**EXERCISE:**
Every line with the word "million" in it should be extracted from the data that follows.

**PROVIDED DATA:**
=-=-=
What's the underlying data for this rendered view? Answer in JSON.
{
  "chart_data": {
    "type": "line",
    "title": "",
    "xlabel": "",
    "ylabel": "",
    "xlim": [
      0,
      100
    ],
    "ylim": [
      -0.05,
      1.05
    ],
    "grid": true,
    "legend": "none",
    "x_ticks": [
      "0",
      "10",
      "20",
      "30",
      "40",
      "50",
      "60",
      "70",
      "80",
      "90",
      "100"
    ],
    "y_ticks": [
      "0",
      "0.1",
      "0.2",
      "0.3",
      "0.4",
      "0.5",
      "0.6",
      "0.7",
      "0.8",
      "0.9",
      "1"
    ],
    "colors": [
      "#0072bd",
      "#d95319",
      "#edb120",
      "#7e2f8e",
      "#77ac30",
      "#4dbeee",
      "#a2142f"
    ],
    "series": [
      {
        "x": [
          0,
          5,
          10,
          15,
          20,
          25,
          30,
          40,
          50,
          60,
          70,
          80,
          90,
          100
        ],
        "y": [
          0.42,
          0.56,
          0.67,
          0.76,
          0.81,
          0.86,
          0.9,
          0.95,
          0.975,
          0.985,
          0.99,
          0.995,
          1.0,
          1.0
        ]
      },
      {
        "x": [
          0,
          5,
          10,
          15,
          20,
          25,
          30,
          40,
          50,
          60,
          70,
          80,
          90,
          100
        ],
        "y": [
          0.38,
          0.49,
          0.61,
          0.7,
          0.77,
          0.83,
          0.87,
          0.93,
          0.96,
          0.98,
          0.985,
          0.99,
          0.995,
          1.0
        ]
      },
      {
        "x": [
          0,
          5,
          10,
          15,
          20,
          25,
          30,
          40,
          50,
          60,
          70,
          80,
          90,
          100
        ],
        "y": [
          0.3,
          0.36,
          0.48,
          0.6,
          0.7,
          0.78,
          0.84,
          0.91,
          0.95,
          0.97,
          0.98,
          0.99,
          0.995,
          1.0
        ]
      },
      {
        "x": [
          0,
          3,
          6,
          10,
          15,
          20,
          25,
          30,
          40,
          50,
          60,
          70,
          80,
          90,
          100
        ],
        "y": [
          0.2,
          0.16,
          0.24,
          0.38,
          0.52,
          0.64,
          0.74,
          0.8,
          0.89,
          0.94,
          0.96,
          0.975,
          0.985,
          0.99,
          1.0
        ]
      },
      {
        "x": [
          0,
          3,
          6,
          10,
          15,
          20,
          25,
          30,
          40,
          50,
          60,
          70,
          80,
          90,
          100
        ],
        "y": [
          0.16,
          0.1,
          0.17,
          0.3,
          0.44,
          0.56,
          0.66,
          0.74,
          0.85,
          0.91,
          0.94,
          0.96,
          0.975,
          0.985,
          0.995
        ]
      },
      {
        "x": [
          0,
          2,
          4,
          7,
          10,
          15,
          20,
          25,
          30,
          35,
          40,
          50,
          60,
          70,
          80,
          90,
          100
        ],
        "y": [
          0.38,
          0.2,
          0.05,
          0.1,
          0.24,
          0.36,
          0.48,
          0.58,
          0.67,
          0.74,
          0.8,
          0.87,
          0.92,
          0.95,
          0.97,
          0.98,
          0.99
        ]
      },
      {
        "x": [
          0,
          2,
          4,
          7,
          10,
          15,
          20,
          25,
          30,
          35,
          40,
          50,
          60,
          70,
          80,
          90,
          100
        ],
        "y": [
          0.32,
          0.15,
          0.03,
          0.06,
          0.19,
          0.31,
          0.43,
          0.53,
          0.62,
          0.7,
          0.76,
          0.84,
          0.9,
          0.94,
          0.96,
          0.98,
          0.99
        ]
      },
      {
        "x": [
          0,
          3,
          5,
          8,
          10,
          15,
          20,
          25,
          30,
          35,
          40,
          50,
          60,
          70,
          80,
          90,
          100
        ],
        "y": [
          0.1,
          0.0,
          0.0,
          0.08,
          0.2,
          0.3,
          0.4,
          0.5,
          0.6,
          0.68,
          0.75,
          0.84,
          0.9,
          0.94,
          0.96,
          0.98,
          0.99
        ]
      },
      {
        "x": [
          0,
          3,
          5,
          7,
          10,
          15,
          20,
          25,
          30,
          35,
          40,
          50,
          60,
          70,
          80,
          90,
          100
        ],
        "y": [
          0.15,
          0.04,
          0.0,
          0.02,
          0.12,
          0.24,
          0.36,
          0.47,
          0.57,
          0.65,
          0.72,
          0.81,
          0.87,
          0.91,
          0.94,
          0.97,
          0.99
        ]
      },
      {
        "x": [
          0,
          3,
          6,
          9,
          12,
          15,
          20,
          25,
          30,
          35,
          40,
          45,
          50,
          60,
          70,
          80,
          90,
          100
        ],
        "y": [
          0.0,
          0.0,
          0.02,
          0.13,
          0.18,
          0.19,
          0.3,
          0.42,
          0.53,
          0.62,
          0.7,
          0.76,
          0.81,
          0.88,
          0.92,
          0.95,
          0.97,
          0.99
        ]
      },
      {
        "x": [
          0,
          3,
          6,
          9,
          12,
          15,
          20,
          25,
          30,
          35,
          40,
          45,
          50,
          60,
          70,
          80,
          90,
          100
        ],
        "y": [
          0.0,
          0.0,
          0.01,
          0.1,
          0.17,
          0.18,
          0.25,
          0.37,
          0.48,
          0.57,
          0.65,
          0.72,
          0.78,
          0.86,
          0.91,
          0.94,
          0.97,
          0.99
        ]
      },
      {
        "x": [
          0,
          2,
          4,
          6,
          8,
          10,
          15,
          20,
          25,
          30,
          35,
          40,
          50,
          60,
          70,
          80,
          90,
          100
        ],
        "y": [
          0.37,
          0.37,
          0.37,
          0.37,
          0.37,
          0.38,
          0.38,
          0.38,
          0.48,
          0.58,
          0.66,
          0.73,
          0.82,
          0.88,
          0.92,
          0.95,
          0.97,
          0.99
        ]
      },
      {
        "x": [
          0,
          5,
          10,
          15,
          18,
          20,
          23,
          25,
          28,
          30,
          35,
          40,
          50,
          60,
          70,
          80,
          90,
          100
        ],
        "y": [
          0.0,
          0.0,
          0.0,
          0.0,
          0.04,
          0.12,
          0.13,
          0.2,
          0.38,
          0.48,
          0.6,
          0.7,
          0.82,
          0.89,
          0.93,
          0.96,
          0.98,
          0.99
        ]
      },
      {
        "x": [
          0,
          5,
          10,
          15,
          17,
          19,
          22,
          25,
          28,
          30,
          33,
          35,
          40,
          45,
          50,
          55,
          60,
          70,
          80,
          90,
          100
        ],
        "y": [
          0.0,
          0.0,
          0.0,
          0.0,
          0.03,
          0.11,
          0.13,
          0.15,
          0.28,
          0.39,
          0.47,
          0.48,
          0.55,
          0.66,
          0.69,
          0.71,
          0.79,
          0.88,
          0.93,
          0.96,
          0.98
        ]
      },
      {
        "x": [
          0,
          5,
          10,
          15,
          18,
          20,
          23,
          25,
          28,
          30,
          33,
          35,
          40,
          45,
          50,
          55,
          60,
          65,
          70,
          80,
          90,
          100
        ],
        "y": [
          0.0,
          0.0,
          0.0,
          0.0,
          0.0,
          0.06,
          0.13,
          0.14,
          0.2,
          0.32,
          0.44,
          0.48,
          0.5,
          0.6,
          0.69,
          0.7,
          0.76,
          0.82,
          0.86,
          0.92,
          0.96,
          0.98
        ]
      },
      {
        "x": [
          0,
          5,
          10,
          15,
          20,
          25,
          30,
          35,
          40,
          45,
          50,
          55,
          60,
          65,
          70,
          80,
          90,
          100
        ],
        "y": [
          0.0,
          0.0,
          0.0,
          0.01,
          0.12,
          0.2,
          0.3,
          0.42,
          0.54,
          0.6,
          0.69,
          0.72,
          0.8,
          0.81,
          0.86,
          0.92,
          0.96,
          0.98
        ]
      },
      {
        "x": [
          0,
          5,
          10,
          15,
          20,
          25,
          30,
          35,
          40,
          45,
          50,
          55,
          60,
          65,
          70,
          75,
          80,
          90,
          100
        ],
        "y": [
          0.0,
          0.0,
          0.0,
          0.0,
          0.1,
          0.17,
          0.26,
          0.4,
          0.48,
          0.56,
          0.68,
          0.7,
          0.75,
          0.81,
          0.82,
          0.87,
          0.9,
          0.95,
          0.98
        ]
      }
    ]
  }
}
=-=-=
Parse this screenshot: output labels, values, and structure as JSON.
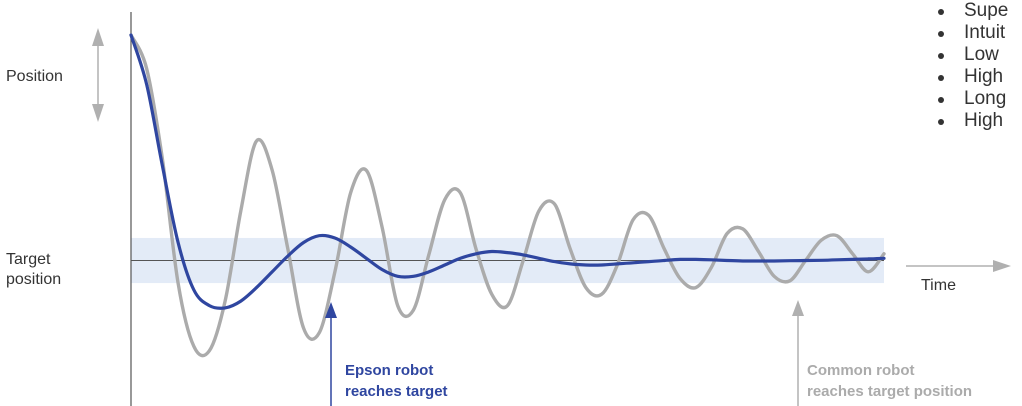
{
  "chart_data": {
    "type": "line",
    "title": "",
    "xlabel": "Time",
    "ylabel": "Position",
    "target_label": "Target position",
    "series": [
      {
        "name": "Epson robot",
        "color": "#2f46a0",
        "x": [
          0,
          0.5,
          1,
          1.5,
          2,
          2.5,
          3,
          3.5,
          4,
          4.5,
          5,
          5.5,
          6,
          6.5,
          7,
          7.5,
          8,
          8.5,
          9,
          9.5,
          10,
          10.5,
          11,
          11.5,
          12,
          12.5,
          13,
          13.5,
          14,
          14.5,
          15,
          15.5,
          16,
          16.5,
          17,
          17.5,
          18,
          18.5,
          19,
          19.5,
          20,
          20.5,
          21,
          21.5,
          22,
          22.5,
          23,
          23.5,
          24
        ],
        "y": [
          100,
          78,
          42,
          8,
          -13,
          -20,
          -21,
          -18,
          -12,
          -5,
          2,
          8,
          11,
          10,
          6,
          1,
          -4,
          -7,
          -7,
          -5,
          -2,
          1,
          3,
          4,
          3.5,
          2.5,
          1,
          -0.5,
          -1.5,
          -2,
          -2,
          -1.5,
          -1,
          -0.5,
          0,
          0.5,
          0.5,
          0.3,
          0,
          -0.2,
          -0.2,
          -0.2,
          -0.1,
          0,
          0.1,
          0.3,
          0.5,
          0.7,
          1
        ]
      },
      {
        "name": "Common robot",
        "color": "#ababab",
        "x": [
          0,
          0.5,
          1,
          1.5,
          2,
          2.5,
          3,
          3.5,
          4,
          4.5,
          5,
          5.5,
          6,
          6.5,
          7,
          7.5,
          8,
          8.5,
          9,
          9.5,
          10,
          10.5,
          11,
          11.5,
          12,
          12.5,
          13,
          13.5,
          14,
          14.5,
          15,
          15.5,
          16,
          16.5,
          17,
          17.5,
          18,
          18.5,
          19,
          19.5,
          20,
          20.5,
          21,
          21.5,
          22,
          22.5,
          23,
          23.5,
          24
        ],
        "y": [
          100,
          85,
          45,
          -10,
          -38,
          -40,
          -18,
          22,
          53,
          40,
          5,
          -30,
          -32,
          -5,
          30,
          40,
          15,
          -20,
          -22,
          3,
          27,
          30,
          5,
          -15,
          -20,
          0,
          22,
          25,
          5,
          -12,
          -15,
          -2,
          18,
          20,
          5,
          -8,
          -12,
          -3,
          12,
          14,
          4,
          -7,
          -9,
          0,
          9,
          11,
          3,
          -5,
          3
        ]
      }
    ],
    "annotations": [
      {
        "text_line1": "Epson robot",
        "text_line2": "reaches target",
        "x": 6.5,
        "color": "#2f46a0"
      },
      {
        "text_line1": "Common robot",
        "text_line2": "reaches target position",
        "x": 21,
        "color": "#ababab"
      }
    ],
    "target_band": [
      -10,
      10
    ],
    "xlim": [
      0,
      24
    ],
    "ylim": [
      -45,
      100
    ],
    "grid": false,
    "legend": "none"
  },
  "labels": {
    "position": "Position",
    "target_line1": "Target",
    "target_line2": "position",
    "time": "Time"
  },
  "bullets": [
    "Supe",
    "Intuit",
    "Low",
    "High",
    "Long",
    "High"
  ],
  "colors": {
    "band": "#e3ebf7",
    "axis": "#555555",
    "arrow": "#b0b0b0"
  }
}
=-=-=
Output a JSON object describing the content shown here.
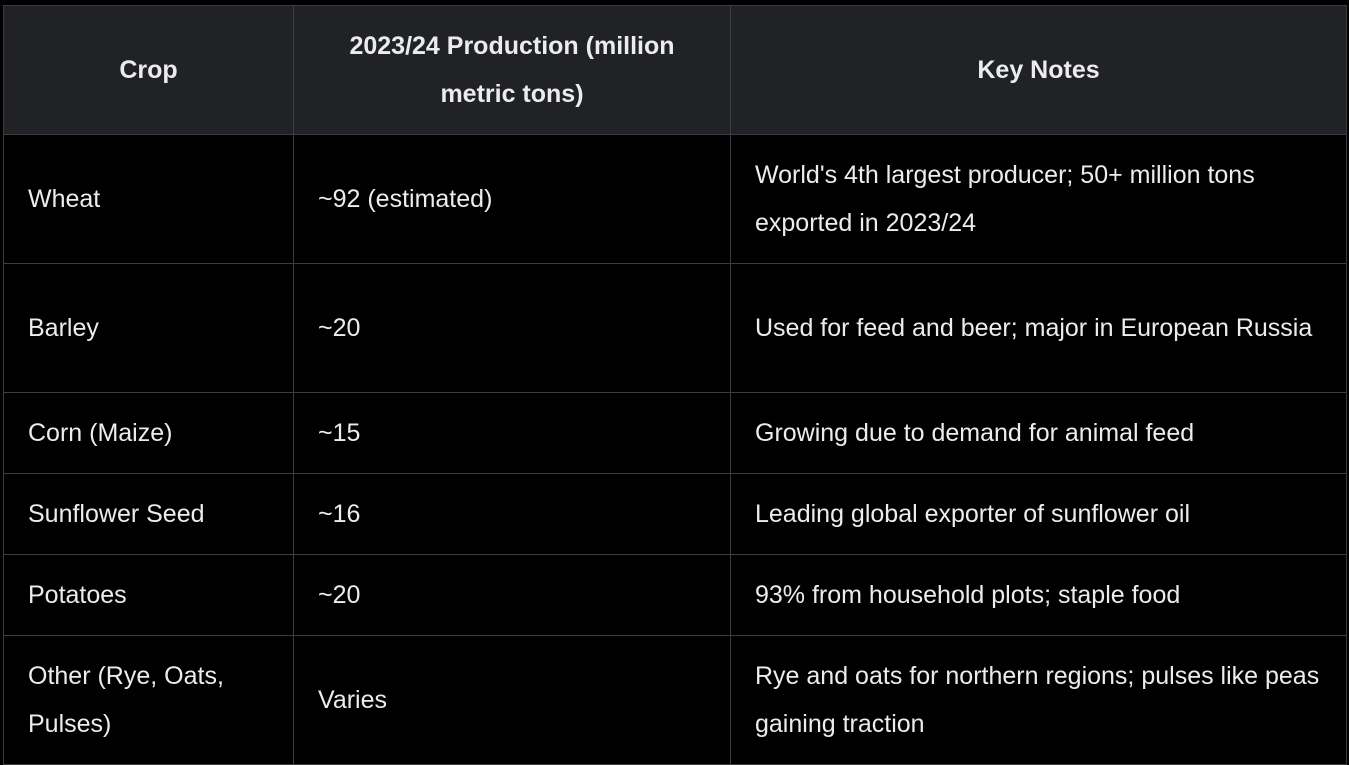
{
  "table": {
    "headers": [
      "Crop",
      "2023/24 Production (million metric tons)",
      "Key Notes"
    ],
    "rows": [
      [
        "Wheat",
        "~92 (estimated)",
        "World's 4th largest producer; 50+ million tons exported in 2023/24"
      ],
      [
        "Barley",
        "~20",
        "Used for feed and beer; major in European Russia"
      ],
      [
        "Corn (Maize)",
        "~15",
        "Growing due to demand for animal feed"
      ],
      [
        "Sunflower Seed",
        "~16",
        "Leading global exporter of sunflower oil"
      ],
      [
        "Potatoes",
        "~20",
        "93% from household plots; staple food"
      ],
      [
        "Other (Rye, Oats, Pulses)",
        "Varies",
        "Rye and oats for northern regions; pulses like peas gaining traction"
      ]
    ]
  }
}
=-=-=
**FINISHED EXERCISE:**
      "2023/24 Production (million metric tons)",
        "World's 4th largest producer; 50+ million tons exported in 2023/24"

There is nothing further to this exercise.